Set exercise: Do not copy the pictures; transcribe all other material exactly.

Input data:
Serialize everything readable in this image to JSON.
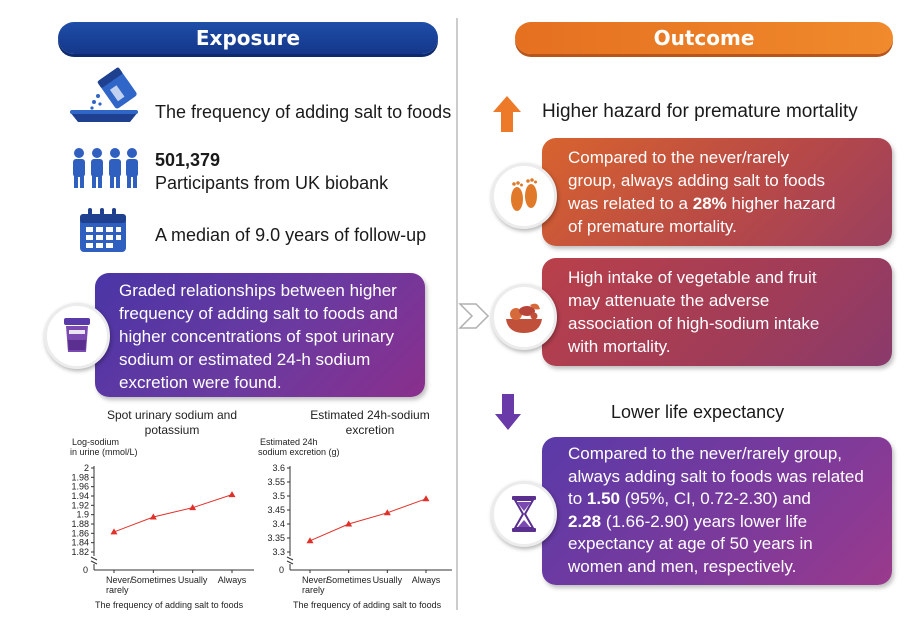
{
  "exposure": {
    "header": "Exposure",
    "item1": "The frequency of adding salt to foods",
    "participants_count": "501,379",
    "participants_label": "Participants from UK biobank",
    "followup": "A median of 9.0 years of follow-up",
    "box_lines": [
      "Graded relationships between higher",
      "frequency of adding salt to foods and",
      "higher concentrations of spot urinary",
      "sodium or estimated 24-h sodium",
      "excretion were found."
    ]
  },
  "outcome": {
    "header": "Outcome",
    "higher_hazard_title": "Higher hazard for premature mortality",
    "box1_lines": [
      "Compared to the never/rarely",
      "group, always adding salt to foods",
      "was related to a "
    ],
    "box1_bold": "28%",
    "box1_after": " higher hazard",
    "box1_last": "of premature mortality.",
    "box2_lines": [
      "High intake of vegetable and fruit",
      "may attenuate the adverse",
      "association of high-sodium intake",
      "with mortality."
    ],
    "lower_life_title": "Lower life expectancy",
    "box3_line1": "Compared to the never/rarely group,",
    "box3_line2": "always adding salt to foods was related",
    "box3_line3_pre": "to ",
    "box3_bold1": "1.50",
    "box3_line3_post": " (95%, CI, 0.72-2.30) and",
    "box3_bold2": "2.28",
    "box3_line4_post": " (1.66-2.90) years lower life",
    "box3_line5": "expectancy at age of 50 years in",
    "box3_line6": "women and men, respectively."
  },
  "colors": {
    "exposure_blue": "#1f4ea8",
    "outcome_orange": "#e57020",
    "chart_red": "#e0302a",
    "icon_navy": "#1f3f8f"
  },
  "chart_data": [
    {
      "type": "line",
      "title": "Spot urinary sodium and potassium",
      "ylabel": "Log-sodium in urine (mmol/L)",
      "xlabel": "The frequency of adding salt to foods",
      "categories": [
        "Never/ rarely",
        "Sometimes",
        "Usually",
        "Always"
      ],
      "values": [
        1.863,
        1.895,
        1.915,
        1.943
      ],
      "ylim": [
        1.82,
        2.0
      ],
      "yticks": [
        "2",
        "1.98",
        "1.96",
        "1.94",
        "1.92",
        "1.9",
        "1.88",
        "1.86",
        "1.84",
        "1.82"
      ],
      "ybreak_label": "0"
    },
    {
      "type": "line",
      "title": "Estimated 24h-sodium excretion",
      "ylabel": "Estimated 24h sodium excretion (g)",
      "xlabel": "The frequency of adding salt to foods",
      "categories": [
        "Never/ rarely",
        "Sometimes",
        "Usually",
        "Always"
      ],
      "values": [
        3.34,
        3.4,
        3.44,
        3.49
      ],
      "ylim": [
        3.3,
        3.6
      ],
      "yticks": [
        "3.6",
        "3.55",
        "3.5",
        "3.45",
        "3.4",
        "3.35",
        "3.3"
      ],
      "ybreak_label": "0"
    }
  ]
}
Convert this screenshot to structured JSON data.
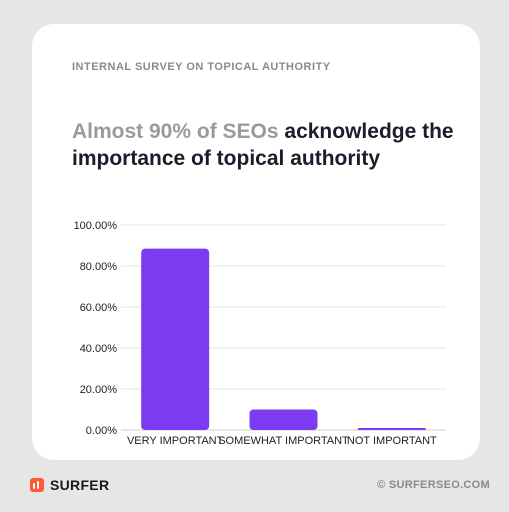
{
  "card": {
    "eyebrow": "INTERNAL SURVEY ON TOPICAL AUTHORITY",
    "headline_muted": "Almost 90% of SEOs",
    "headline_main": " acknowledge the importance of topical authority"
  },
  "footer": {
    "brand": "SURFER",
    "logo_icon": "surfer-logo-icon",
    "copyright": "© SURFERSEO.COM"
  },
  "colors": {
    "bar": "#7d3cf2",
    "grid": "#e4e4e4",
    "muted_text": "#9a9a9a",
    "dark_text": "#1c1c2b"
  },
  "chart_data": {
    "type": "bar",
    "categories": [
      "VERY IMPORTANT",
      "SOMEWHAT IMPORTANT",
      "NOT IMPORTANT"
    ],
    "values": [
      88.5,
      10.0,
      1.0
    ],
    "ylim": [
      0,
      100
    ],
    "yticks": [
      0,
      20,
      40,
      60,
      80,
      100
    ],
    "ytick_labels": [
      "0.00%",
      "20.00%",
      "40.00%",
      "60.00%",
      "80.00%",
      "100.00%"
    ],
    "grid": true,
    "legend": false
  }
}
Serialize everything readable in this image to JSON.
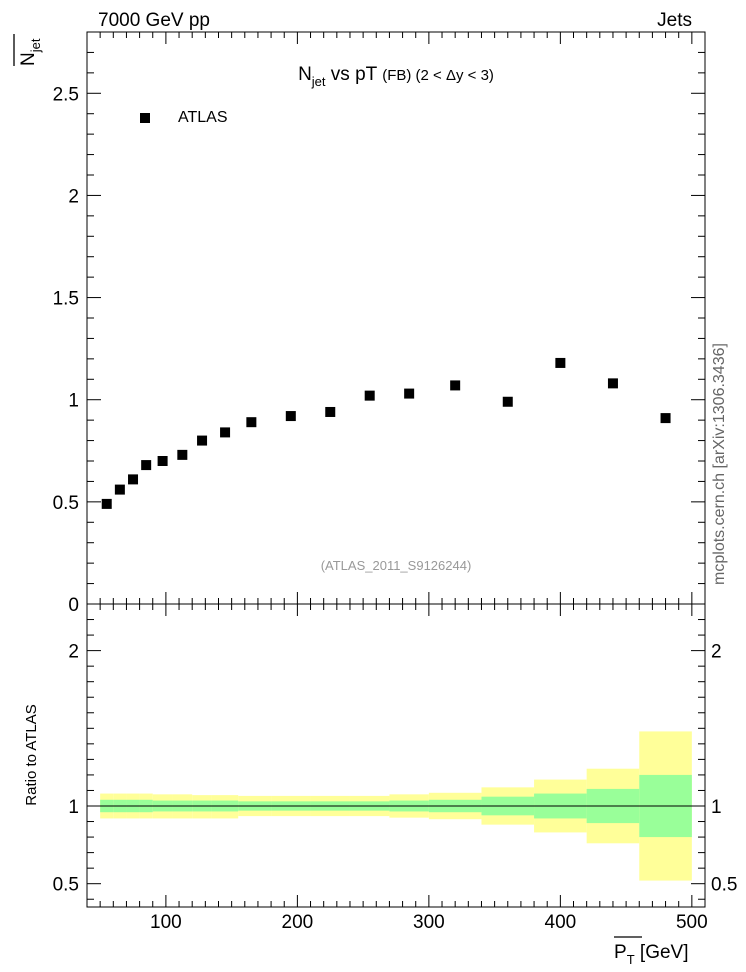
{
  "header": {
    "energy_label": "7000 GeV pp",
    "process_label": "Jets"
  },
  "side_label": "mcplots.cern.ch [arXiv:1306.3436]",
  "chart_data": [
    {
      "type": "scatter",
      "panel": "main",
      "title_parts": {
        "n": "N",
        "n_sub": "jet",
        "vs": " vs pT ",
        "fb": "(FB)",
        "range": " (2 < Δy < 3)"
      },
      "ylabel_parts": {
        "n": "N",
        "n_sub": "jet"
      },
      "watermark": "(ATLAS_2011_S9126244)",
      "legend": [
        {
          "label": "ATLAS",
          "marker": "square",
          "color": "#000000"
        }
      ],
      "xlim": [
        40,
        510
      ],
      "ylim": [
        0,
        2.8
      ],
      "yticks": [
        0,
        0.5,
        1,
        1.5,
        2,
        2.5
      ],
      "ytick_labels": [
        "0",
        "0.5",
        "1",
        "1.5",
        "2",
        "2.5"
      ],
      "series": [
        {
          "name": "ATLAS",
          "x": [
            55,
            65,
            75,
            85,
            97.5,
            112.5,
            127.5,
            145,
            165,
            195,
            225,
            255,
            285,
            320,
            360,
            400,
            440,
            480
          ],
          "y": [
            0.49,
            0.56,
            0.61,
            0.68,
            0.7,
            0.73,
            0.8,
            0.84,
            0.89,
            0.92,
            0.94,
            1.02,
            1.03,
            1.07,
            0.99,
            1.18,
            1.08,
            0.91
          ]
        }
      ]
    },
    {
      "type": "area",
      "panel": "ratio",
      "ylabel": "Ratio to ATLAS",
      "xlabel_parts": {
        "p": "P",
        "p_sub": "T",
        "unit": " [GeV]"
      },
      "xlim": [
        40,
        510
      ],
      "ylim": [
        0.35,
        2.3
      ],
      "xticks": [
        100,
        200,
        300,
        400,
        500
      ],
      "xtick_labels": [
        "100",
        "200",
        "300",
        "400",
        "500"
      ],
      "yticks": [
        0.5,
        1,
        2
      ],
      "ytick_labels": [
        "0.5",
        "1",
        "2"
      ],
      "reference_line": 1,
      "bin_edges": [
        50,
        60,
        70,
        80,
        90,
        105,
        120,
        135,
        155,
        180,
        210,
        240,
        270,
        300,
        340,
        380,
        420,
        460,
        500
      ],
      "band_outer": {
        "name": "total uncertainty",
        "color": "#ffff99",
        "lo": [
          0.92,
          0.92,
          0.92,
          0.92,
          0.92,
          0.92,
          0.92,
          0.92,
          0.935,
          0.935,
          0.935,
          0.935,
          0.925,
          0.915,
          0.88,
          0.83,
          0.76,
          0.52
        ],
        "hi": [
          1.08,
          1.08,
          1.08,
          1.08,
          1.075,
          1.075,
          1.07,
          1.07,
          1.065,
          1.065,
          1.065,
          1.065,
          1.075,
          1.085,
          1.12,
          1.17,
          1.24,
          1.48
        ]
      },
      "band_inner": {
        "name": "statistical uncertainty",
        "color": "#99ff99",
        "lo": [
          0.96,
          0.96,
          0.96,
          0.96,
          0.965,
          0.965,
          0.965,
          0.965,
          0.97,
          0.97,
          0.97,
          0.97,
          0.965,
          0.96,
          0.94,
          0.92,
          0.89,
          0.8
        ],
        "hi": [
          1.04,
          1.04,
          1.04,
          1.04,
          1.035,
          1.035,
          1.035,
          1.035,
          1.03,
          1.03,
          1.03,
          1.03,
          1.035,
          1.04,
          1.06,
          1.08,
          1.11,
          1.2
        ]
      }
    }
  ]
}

Problem solution:
Serialize everything readable in this image to JSON.
{
  "exposure": {
    "header": "Exposure",
    "item1": "The frequency of adding salt to foods",
    "participants_count": "501,379",
    "participants_label": "Participants from UK biobank",
    "followup": "A median of 9.0 years of follow-up",
    "box_lines": [
      "Graded relationships between higher",
      "frequency of adding salt to foods and",
      "higher concentrations of spot urinary",
      "sodium or estimated 24-h sodium",
      "excretion were found."
    ]
  },
  "outcome": {
    "header": "Outcome",
    "higher_hazard_title": "Higher hazard for premature mortality",
    "box1_lines": [
      "Compared to the never/rarely",
      "group, always adding salt to foods",
      "was related to a "
    ],
    "box1_bold": "28%",
    "box1_after": " higher hazard",
    "box1_last": "of premature mortality.",
    "box2_lines": [
      "High intake of vegetable and fruit",
      "may attenuate the adverse",
      "association of high-sodium intake",
      "with mortality."
    ],
    "lower_life_title": "Lower life expectancy",
    "box3_line1": "Compared to the never/rarely group,",
    "box3_line2": "always adding salt to foods was related",
    "box3_line3_pre": "to ",
    "box3_bold1": "1.50",
    "box3_line3_post": " (95%, CI, 0.72-2.30) and",
    "box3_bold2": "2.28",
    "box3_line4_post": " (1.66-2.90) years lower life",
    "box3_line5": "expectancy at age of 50 years in",
    "box3_line6": "women and men, respectively."
  },
  "colors": {
    "exposure_blue": "#1f4ea8",
    "outcome_orange": "#e57020",
    "chart_red": "#e0302a",
    "icon_navy": "#1f3f8f"
  },
  "chart_data": [
    {
      "type": "line",
      "title": "Spot urinary sodium and potassium",
      "ylabel": "Log-sodium in urine (mmol/L)",
      "xlabel": "The frequency of adding salt to foods",
      "categories": [
        "Never/ rarely",
        "Sometimes",
        "Usually",
        "Always"
      ],
      "values": [
        1.863,
        1.895,
        1.915,
        1.943
      ],
      "ylim": [
        1.82,
        2.0
      ],
      "yticks": [
        "2",
        "1.98",
        "1.96",
        "1.94",
        "1.92",
        "1.9",
        "1.88",
        "1.86",
        "1.84",
        "1.82"
      ],
      "ybreak_label": "0"
    },
    {
      "type": "line",
      "title": "Estimated 24h-sodium excretion",
      "ylabel": "Estimated 24h sodium excretion (g)",
      "xlabel": "The frequency of adding salt to foods",
      "categories": [
        "Never/ rarely",
        "Sometimes",
        "Usually",
        "Always"
      ],
      "values": [
        3.34,
        3.4,
        3.44,
        3.49
      ],
      "ylim": [
        3.3,
        3.6
      ],
      "yticks": [
        "3.6",
        "3.55",
        "3.5",
        "3.45",
        "3.4",
        "3.35",
        "3.3"
      ],
      "ybreak_label": "0"
    }
  ]
}
Convert this screenshot to structured JSON data.
{
  "card": {
    "eyebrow": "INTERNAL SURVEY ON TOPICAL AUTHORITY",
    "headline_muted": "Almost 90% of SEOs",
    "headline_main": " acknowledge the importance of topical authority"
  },
  "footer": {
    "brand": "SURFER",
    "logo_icon": "surfer-logo-icon",
    "copyright": "© SURFERSEO.COM"
  },
  "colors": {
    "bar": "#7d3cf2",
    "grid": "#e4e4e4",
    "muted_text": "#9a9a9a",
    "dark_text": "#1c1c2b"
  },
  "chart_data": {
    "type": "bar",
    "categories": [
      "VERY IMPORTANT",
      "SOMEWHAT IMPORTANT",
      "NOT IMPORTANT"
    ],
    "values": [
      88.5,
      10.0,
      1.0
    ],
    "ylim": [
      0,
      100
    ],
    "yticks": [
      0,
      20,
      40,
      60,
      80,
      100
    ],
    "ytick_labels": [
      "0.00%",
      "20.00%",
      "40.00%",
      "60.00%",
      "80.00%",
      "100.00%"
    ],
    "grid": true,
    "legend": false
  }
}
Serialize everything readable in this image to JSON.
{
  "header": {
    "energy_label": "7000 GeV pp",
    "process_label": "Jets"
  },
  "side_label": "mcplots.cern.ch [arXiv:1306.3436]",
  "chart_data": [
    {
      "type": "scatter",
      "panel": "main",
      "title_parts": {
        "n": "N",
        "n_sub": "jet",
        "vs": " vs pT ",
        "fb": "(FB)",
        "range": " (2 < Δy < 3)"
      },
      "ylabel_parts": {
        "n": "N",
        "n_sub": "jet"
      },
      "watermark": "(ATLAS_2011_S9126244)",
      "legend": [
        {
          "label": "ATLAS",
          "marker": "square",
          "color": "#000000"
        }
      ],
      "xlim": [
        40,
        510
      ],
      "ylim": [
        0,
        2.8
      ],
      "yticks": [
        0,
        0.5,
        1,
        1.5,
        2,
        2.5
      ],
      "ytick_labels": [
        "0",
        "0.5",
        "1",
        "1.5",
        "2",
        "2.5"
      ],
      "series": [
        {
          "name": "ATLAS",
          "x": [
            55,
            65,
            75,
            85,
            97.5,
            112.5,
            127.5,
            145,
            165,
            195,
            225,
            255,
            285,
            320,
            360,
            400,
            440,
            480
          ],
          "y": [
            0.49,
            0.56,
            0.61,
            0.68,
            0.7,
            0.73,
            0.8,
            0.84,
            0.89,
            0.92,
            0.94,
            1.02,
            1.03,
            1.07,
            0.99,
            1.18,
            1.08,
            0.91
          ]
        }
      ]
    },
    {
      "type": "area",
      "panel": "ratio",
      "ylabel": "Ratio to ATLAS",
      "xlabel_parts": {
        "p": "P",
        "p_sub": "T",
        "unit": " [GeV]"
      },
      "xlim": [
        40,
        510
      ],
      "ylim": [
        0.35,
        2.3
      ],
      "xticks": [
        100,
        200,
        300,
        400,
        500
      ],
      "xtick_labels": [
        "100",
        "200",
        "300",
        "400",
        "500"
      ],
      "yticks": [
        0.5,
        1,
        2
      ],
      "ytick_labels": [
        "0.5",
        "1",
        "2"
      ],
      "reference_line": 1,
      "bin_edges": [
        50,
        60,
        70,
        80,
        90,
        105,
        120,
        135,
        155,
        180,
        210,
        240,
        270,
        300,
        340,
        380,
        420,
        460,
        500
      ],
      "band_outer": {
        "name": "total uncertainty",
        "color": "#ffff99",
        "lo": [
          0.92,
          0.92,
          0.92,
          0.92,
          0.92,
          0.92,
          0.92,
          0.92,
          0.935,
          0.935,
          0.935,
          0.935,
          0.925,
          0.915,
          0.88,
          0.83,
          0.76,
          0.52
        ],
        "hi": [
          1.08,
          1.08,
          1.08,
          1.08,
          1.075,
          1.075,
          1.07,
          1.07,
          1.065,
          1.065,
          1.065,
          1.065,
          1.075,
          1.085,
          1.12,
          1.17,
          1.24,
          1.48
        ]
      },
      "band_inner": {
        "name": "statistical uncertainty",
        "color": "#99ff99",
        "lo": [
          0.96,
          0.96,
          0.96,
          0.96,
          0.965,
          0.965,
          0.965,
          0.965,
          0.97,
          0.97,
          0.97,
          0.97,
          0.965,
          0.96,
          0.94,
          0.92,
          0.89,
          0.8
        ],
        "hi": [
          1.04,
          1.04,
          1.04,
          1.04,
          1.035,
          1.035,
          1.035,
          1.035,
          1.03,
          1.03,
          1.03,
          1.03,
          1.035,
          1.04,
          1.06,
          1.08,
          1.11,
          1.2
        ]
      }
    }
  ]
}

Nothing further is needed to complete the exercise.